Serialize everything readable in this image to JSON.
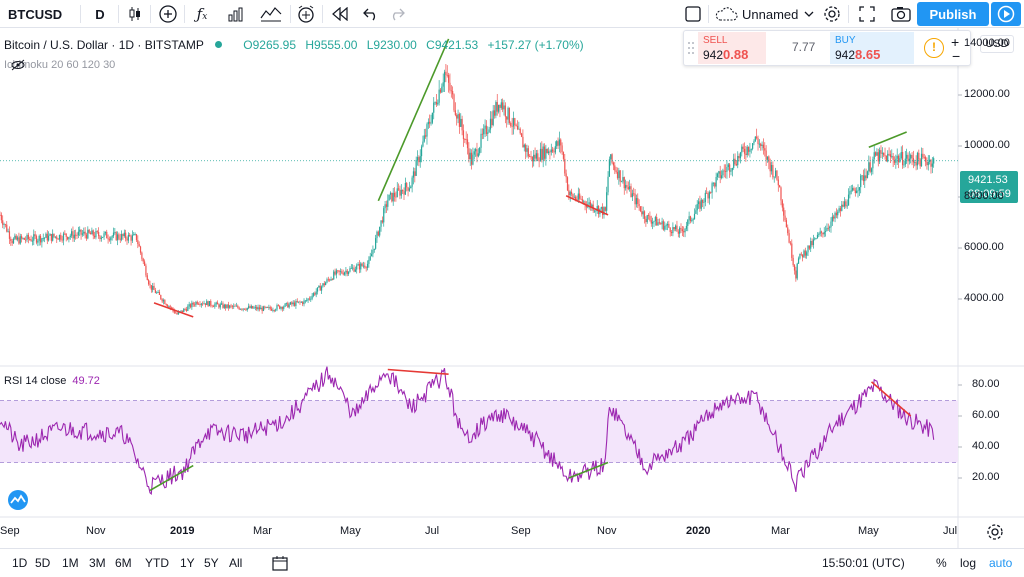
{
  "toolbar": {
    "symbol": "BTCUSD",
    "interval": "D",
    "layout_name": "Unnamed",
    "publish_label": "Publish",
    "icons": [
      "candles-icon",
      "add-compare-icon",
      "indicators-icon",
      "templates-icon",
      "alert-icon",
      "replay-icon",
      "undo-icon",
      "redo-icon",
      "fullscreen-icon",
      "cloud-icon",
      "settings-icon",
      "snapshot-icon"
    ]
  },
  "legend": {
    "title": "Bitcoin / U.S. Dollar · 1D · BITSTAMP",
    "open": "O9265.95",
    "high": "H9555.00",
    "low": "L9230.00",
    "close": "C9421.53",
    "change": "+157.27 (+1.70%)",
    "ichimoku": "Ichimoku 20 60 120 30"
  },
  "trade": {
    "sell_label": "SELL",
    "sell_price_main": "942",
    "sell_price_hl": "0.88",
    "spread": "7.77",
    "buy_label": "BUY",
    "buy_price_main": "942",
    "buy_price_hl": "8.65",
    "info": "!"
  },
  "price_axis": {
    "currency": "USD",
    "ticks": [
      "14000.00",
      "12000.00",
      "10000.00",
      "8000.00",
      "6000.00",
      "4000.00"
    ],
    "tick_values": [
      14000,
      12000,
      10000,
      8000,
      6000,
      4000
    ],
    "current_price": "9421.53",
    "countdown": "08:09:59"
  },
  "rsi": {
    "label": "RSI 14 close",
    "value": "49.72",
    "ticks": [
      "80.00",
      "60.00",
      "40.00",
      "20.00"
    ],
    "tick_values": [
      80,
      60,
      40,
      20
    ],
    "upper_band": 70,
    "lower_band": 30
  },
  "time_axis": [
    "Sep",
    "Nov",
    "2019",
    "Mar",
    "May",
    "Jul",
    "Sep",
    "Nov",
    "2020",
    "Mar",
    "May",
    "Jul"
  ],
  "bottom": {
    "ranges": [
      "1D",
      "5D",
      "1M",
      "3M",
      "6M",
      "YTD",
      "1Y",
      "5Y",
      "All"
    ],
    "clock": "15:50:01 (UTC)",
    "percent": "%",
    "log": "log",
    "auto": "auto"
  },
  "colors": {
    "up": "#26a69a",
    "down": "#ef5350",
    "rsi": "#9c27b0",
    "rsi_band": "#f3e5fb",
    "accent": "#2196f3",
    "trend_green": "#4c9a2a",
    "trend_red": "#e53935"
  },
  "chart_data": {
    "type": "candlestick",
    "price_anchors": [
      [
        "2018-08-01",
        7300
      ],
      [
        "2018-08-10",
        6300
      ],
      [
        "2018-09-01",
        6400
      ],
      [
        "2018-10-01",
        6550
      ],
      [
        "2018-11-10",
        6400
      ],
      [
        "2018-11-20",
        4500
      ],
      [
        "2018-12-10",
        3400
      ],
      [
        "2018-12-25",
        3900
      ],
      [
        "2019-01-15",
        3700
      ],
      [
        "2019-02-15",
        3600
      ],
      [
        "2019-03-15",
        3900
      ],
      [
        "2019-04-05",
        4950
      ],
      [
        "2019-05-01",
        5400
      ],
      [
        "2019-05-15",
        7900
      ],
      [
        "2019-06-01",
        8500
      ],
      [
        "2019-06-26",
        12900
      ],
      [
        "2019-07-16",
        9400
      ],
      [
        "2019-08-06",
        11800
      ],
      [
        "2019-08-29",
        9500
      ],
      [
        "2019-09-20",
        10100
      ],
      [
        "2019-09-26",
        8100
      ],
      [
        "2019-10-23",
        7400
      ],
      [
        "2019-10-26",
        9500
      ],
      [
        "2019-11-22",
        7200
      ],
      [
        "2019-12-18",
        6600
      ],
      [
        "2020-01-15",
        8800
      ],
      [
        "2020-02-12",
        10300
      ],
      [
        "2020-02-28",
        8600
      ],
      [
        "2020-03-12",
        4900
      ],
      [
        "2020-03-13",
        5500
      ],
      [
        "2020-04-10",
        7200
      ],
      [
        "2020-04-30",
        8700
      ],
      [
        "2020-05-10",
        9600
      ],
      [
        "2020-06-01",
        9500
      ],
      [
        "2020-06-22",
        9420
      ]
    ],
    "rsi_anchors": [
      [
        "2018-08-01",
        60
      ],
      [
        "2018-08-15",
        40
      ],
      [
        "2018-09-15",
        52
      ],
      [
        "2018-11-01",
        48
      ],
      [
        "2018-11-20",
        15
      ],
      [
        "2018-12-15",
        25
      ],
      [
        "2018-12-31",
        50
      ],
      [
        "2019-02-01",
        48
      ],
      [
        "2019-03-01",
        58
      ],
      [
        "2019-04-02",
        88
      ],
      [
        "2019-04-20",
        60
      ],
      [
        "2019-05-14",
        90
      ],
      [
        "2019-06-01",
        65
      ],
      [
        "2019-06-26",
        87
      ],
      [
        "2019-07-10",
        45
      ],
      [
        "2019-08-06",
        62
      ],
      [
        "2019-09-01",
        45
      ],
      [
        "2019-09-26",
        20
      ],
      [
        "2019-10-23",
        28
      ],
      [
        "2019-10-26",
        68
      ],
      [
        "2019-11-22",
        28
      ],
      [
        "2019-12-20",
        42
      ],
      [
        "2020-01-15",
        68
      ],
      [
        "2020-02-12",
        72
      ],
      [
        "2020-03-12",
        16
      ],
      [
        "2020-04-10",
        55
      ],
      [
        "2020-05-10",
        80
      ],
      [
        "2020-06-01",
        60
      ],
      [
        "2020-06-22",
        50
      ]
    ],
    "divergence_lines": [
      {
        "pane": "price",
        "from": [
          "2018-11-23",
          3850
        ],
        "to": [
          "2018-12-22",
          3300
        ],
        "color": "red"
      },
      {
        "pane": "price",
        "from": [
          "2019-05-08",
          7850
        ],
        "to": [
          "2019-06-29",
          14200
        ],
        "color": "green"
      },
      {
        "pane": "price",
        "from": [
          "2019-09-24",
          8050
        ],
        "to": [
          "2019-10-25",
          7300
        ],
        "color": "red"
      },
      {
        "pane": "price",
        "from": [
          "2020-05-05",
          9950
        ],
        "to": [
          "2020-06-02",
          10550
        ],
        "color": "green"
      },
      {
        "pane": "rsi",
        "from": [
          "2018-11-20",
          12
        ],
        "to": [
          "2018-12-22",
          28
        ],
        "color": "green"
      },
      {
        "pane": "rsi",
        "from": [
          "2019-05-15",
          90
        ],
        "to": [
          "2019-06-29",
          87
        ],
        "color": "red"
      },
      {
        "pane": "rsi",
        "from": [
          "2019-09-26",
          20
        ],
        "to": [
          "2019-10-25",
          30
        ],
        "color": "green"
      },
      {
        "pane": "rsi",
        "from": [
          "2020-05-07",
          82
        ],
        "to": [
          "2020-06-05",
          60
        ],
        "color": "red"
      }
    ],
    "ylim_price": [
      3000,
      14000
    ],
    "ylim_rsi": [
      10,
      95
    ],
    "x_range": [
      "2018-08-01",
      "2020-07-10"
    ]
  }
}
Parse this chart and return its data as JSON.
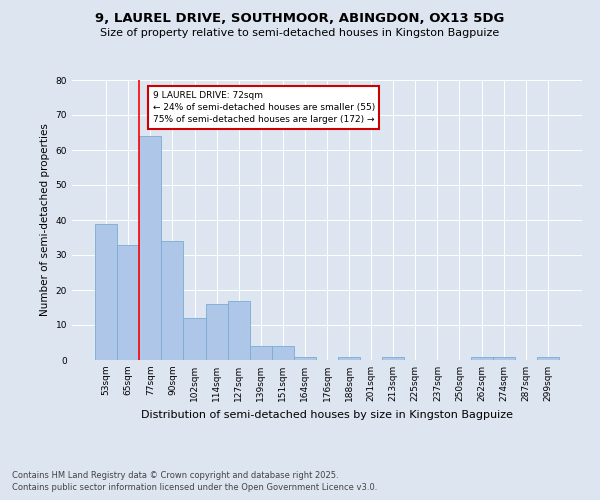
{
  "title": "9, LAUREL DRIVE, SOUTHMOOR, ABINGDON, OX13 5DG",
  "subtitle": "Size of property relative to semi-detached houses in Kingston Bagpuize",
  "xlabel": "Distribution of semi-detached houses by size in Kingston Bagpuize",
  "ylabel": "Number of semi-detached properties",
  "bar_labels": [
    "53sqm",
    "65sqm",
    "77sqm",
    "90sqm",
    "102sqm",
    "114sqm",
    "127sqm",
    "139sqm",
    "151sqm",
    "164sqm",
    "176sqm",
    "188sqm",
    "201sqm",
    "213sqm",
    "225sqm",
    "237sqm",
    "250sqm",
    "262sqm",
    "274sqm",
    "287sqm",
    "299sqm"
  ],
  "bar_values": [
    39,
    33,
    64,
    34,
    12,
    16,
    17,
    4,
    4,
    1,
    0,
    1,
    0,
    1,
    0,
    0,
    0,
    1,
    1,
    0,
    1
  ],
  "bar_color": "#aec6e8",
  "bar_edge_color": "#7aacd4",
  "property_size": "72sqm",
  "pct_smaller": 24,
  "pct_larger": 75,
  "n_smaller": 55,
  "n_larger": 172,
  "annotation_box_color": "#cc0000",
  "ylim": [
    0,
    80
  ],
  "yticks": [
    0,
    10,
    20,
    30,
    40,
    50,
    60,
    70,
    80
  ],
  "footnote1": "Contains HM Land Registry data © Crown copyright and database right 2025.",
  "footnote2": "Contains public sector information licensed under the Open Government Licence v3.0.",
  "bg_color": "#dde5f0",
  "plot_bg_color": "#dde5f0"
}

◇ ◇ ◇ ◇

# Task details
Leave out all pictures and retype precisely the lines that run from the line containing "Parse this chart and return its data as JSON." to the last line of the records.

# Reply to the task
Parse this chart and return its data as JSON.
{
  "title": "9, LAUREL DRIVE, SOUTHMOOR, ABINGDON, OX13 5DG",
  "subtitle": "Size of property relative to semi-detached houses in Kingston Bagpuize",
  "xlabel": "Distribution of semi-detached houses by size in Kingston Bagpuize",
  "ylabel": "Number of semi-detached properties",
  "bar_labels": [
    "53sqm",
    "65sqm",
    "77sqm",
    "90sqm",
    "102sqm",
    "114sqm",
    "127sqm",
    "139sqm",
    "151sqm",
    "164sqm",
    "176sqm",
    "188sqm",
    "201sqm",
    "213sqm",
    "225sqm",
    "237sqm",
    "250sqm",
    "262sqm",
    "274sqm",
    "287sqm",
    "299sqm"
  ],
  "bar_values": [
    39,
    33,
    64,
    34,
    12,
    16,
    17,
    4,
    4,
    1,
    0,
    1,
    0,
    1,
    0,
    0,
    0,
    1,
    1,
    0,
    1
  ],
  "bar_color": "#aec6e8",
  "bar_edge_color": "#7aacd4",
  "property_size": "72sqm",
  "pct_smaller": 24,
  "pct_larger": 75,
  "n_smaller": 55,
  "n_larger": 172,
  "annotation_box_color": "#cc0000",
  "ylim": [
    0,
    80
  ],
  "yticks": [
    0,
    10,
    20,
    30,
    40,
    50,
    60,
    70,
    80
  ],
  "footnote1": "Contains HM Land Registry data © Crown copyright and database right 2025.",
  "footnote2": "Contains public sector information licensed under the Open Government Licence v3.0.",
  "bg_color": "#dde5f0",
  "plot_bg_color": "#dde5f0"
}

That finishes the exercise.